▸ **Written problem**:
Extract, from the records beneath this instruction, each line that contains the word "down".

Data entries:
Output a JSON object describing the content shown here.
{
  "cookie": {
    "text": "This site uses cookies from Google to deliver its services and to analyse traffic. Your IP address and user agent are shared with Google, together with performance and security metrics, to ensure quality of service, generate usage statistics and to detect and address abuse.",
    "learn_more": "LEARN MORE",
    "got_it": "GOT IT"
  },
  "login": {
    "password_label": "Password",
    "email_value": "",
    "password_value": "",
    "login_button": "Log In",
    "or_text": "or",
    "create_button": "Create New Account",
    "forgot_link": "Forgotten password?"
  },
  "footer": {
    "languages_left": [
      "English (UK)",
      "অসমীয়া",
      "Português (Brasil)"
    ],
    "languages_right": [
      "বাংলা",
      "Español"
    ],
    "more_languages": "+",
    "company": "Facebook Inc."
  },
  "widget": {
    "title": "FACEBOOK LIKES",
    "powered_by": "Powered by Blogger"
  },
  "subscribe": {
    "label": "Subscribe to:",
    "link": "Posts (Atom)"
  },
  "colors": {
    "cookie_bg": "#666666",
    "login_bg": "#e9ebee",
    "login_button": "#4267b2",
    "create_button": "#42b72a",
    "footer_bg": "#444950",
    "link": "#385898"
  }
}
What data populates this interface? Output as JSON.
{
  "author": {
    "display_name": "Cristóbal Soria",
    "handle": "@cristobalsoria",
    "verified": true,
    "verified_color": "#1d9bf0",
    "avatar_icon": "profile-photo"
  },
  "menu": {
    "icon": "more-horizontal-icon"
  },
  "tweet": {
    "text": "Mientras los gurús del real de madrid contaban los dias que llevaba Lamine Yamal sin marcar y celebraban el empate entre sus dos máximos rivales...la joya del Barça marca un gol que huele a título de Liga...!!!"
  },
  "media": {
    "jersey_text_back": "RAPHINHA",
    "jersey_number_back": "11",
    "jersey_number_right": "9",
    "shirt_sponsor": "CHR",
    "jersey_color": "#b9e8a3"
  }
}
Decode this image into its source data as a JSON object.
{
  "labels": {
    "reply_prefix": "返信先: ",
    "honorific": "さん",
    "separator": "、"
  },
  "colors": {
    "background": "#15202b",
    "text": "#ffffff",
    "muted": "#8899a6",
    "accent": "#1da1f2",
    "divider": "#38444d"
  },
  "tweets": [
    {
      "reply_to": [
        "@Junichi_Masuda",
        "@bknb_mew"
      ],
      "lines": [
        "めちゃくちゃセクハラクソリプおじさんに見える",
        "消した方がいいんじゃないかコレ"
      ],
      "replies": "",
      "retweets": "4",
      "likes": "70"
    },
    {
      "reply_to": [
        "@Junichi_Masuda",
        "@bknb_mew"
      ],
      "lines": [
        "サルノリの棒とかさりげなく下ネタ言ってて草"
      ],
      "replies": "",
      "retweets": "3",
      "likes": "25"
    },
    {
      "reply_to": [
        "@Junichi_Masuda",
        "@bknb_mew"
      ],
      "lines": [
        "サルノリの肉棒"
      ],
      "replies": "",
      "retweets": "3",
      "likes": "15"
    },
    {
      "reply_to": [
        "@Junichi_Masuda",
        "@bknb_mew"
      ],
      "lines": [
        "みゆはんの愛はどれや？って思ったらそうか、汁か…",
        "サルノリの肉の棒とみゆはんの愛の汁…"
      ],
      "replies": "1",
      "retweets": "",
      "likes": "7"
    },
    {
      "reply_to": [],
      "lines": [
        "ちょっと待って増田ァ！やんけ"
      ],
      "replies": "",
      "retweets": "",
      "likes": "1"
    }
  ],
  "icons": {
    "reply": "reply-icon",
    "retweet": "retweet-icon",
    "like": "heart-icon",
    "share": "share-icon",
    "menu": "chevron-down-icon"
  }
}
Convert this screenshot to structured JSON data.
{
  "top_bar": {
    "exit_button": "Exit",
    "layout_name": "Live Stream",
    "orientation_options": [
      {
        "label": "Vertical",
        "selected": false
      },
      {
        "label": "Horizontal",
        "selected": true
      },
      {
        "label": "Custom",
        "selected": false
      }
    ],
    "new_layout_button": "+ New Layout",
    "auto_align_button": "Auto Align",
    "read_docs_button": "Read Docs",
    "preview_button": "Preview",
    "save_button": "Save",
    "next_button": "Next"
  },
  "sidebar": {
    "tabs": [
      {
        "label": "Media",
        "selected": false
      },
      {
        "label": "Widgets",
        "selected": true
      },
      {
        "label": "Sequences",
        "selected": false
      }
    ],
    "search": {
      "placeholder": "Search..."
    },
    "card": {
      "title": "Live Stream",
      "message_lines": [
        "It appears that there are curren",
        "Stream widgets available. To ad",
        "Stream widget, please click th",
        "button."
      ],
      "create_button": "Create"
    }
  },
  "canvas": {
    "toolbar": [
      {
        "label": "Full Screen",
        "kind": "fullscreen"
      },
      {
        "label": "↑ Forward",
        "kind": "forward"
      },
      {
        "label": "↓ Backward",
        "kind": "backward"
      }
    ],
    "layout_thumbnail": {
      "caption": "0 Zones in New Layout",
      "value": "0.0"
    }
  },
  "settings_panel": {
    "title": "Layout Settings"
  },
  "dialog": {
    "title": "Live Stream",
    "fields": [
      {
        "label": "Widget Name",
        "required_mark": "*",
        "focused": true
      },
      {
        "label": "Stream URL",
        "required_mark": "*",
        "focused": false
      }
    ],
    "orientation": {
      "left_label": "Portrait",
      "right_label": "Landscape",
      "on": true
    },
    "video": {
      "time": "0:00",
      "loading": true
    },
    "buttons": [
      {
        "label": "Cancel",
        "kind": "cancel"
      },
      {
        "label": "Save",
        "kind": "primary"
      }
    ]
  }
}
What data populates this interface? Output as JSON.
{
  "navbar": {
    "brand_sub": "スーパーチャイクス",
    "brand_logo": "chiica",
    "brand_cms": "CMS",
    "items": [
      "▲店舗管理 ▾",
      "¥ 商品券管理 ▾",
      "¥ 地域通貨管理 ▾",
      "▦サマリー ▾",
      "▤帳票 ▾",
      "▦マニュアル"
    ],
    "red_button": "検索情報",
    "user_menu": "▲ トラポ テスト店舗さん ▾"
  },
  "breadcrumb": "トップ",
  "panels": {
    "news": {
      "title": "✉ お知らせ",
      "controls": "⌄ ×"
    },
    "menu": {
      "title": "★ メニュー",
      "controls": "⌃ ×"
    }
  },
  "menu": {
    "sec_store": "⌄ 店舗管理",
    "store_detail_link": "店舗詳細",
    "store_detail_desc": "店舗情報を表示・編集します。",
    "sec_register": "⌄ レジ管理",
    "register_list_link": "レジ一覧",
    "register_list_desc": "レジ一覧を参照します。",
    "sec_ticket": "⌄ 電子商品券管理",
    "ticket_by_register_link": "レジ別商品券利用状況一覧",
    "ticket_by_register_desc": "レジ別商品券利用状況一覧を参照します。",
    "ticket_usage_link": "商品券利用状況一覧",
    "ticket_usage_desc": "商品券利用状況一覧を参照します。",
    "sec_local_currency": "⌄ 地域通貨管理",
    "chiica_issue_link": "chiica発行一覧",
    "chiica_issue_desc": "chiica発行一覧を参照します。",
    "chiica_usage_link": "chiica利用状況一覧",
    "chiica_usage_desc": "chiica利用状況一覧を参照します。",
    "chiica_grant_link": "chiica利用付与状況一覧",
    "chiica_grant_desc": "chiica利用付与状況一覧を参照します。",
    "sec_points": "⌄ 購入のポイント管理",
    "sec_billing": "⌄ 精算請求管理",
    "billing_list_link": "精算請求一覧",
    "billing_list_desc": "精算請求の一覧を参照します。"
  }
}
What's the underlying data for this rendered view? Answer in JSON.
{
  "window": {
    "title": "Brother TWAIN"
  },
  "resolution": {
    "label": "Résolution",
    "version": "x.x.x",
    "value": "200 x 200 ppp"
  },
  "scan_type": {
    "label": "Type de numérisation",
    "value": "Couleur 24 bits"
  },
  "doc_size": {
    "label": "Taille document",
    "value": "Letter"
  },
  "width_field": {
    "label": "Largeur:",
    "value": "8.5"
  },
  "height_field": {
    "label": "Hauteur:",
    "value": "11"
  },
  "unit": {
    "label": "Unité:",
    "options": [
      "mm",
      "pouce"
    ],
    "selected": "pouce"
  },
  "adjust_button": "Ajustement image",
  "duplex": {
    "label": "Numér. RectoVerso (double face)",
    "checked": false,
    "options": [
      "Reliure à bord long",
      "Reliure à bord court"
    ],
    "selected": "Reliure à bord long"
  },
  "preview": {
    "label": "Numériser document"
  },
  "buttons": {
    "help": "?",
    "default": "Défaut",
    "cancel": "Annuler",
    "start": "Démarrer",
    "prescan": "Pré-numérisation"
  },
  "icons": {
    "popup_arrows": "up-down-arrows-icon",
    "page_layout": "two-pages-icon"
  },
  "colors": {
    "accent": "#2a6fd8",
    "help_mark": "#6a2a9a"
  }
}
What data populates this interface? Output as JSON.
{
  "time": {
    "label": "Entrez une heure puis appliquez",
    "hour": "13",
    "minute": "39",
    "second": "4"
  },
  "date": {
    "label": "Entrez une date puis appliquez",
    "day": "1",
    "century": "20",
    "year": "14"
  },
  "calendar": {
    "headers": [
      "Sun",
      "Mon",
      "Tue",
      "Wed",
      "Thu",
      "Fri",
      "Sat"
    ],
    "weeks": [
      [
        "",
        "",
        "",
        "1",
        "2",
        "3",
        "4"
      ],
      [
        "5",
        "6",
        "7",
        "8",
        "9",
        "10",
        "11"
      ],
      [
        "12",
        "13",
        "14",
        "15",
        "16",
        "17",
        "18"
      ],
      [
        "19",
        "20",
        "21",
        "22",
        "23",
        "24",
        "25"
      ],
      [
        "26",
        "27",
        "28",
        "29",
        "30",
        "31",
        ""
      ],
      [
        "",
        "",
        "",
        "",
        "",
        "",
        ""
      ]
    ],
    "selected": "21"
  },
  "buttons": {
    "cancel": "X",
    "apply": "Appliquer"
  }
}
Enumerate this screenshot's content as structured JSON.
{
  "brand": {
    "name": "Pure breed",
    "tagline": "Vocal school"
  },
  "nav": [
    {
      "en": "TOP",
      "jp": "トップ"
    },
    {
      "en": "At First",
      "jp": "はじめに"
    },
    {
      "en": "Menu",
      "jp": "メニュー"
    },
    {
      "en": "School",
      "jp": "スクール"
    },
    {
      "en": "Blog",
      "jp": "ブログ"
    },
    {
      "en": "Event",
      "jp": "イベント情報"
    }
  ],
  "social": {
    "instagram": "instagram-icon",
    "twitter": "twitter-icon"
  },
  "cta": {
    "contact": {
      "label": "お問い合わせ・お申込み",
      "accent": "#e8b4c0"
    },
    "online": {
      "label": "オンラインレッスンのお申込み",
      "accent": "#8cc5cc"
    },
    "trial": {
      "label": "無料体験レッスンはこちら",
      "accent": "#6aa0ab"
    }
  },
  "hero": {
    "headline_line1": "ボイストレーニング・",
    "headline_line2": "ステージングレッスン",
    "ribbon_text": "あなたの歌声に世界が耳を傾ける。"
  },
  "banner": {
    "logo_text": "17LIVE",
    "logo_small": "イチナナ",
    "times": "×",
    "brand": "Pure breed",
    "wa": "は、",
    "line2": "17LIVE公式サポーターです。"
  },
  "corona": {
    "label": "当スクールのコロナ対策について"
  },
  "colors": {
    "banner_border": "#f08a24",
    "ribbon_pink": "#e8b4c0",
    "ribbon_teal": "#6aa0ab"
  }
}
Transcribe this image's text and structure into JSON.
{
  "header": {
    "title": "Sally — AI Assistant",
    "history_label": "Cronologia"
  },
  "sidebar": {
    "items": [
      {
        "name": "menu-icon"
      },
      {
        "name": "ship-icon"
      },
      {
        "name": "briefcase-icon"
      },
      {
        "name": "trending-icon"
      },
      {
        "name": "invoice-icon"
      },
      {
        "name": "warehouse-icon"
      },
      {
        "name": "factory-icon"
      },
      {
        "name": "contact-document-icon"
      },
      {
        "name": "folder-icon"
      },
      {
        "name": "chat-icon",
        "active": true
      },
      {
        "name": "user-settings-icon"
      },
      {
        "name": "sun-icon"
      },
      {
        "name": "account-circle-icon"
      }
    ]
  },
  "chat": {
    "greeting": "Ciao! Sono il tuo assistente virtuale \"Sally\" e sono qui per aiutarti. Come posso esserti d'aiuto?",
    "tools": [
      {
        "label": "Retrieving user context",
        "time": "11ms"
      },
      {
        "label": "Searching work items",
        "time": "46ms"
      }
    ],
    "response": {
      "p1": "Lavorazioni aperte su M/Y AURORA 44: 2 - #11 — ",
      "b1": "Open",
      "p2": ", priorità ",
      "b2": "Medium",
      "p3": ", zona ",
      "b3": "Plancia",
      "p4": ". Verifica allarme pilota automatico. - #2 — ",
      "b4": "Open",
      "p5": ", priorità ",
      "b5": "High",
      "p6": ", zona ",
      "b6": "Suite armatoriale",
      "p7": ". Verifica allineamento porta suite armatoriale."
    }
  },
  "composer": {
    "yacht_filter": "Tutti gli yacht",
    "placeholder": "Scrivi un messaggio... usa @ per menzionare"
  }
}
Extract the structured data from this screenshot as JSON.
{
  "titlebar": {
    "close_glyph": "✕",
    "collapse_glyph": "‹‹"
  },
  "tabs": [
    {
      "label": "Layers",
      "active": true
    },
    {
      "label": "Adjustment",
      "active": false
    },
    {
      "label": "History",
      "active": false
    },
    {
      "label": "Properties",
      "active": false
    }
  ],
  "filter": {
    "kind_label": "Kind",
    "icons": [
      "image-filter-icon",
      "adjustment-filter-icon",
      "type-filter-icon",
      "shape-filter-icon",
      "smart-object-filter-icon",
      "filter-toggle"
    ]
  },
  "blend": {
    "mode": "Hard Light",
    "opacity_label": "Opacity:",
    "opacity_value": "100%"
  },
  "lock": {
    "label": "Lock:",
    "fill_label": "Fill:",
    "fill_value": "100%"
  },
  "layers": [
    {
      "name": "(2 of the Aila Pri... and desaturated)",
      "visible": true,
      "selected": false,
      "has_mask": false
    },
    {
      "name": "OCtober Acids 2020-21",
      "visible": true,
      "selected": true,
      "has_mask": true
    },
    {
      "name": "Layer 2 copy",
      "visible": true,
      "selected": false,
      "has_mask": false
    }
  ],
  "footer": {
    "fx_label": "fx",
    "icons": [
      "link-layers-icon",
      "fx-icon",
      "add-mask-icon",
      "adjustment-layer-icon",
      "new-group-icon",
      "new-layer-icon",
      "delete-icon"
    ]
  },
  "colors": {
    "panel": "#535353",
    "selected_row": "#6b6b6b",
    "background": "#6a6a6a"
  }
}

▸ **Full answer**:
    "menu": "chevron-down-icon"
    "popup_arrows": "up-down-arrows-icon",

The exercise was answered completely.